**Data for the task**
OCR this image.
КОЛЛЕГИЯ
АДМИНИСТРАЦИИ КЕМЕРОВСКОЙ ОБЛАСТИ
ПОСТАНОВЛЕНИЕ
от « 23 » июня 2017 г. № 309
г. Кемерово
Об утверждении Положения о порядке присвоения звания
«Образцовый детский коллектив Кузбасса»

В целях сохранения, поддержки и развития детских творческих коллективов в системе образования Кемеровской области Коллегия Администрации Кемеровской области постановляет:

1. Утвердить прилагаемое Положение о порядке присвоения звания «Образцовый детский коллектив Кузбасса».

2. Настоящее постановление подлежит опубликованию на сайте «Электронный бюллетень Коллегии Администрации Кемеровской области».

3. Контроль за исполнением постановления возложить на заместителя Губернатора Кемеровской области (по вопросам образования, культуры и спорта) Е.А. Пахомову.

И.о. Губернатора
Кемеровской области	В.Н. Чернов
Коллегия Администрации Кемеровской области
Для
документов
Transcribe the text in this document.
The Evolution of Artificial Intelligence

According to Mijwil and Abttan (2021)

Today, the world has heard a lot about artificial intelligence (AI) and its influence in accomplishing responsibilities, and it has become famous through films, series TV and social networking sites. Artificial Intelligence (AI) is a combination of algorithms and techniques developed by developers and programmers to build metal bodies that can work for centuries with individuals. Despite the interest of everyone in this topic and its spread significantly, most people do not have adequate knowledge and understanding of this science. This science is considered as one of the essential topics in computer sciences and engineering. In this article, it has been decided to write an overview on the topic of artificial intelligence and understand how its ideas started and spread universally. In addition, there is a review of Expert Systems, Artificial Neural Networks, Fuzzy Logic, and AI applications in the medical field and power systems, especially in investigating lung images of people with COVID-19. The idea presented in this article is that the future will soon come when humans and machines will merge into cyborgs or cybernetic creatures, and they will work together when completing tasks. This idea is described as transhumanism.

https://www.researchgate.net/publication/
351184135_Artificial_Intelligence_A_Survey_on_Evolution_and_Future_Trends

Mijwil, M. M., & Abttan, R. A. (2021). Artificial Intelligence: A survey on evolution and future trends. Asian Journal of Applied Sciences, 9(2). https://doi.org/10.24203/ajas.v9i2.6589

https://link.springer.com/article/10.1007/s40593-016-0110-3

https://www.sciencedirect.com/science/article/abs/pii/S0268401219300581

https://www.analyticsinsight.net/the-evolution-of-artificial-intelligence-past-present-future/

**Aim of the task**
List all lines in the material containing the string "звания".

**The solution**
Об утверждении Положения о порядке присвоения звания
1. Утвердить прилагаемое Положение о порядке присвоения звания «Образцовый детский коллектив Кузбасса».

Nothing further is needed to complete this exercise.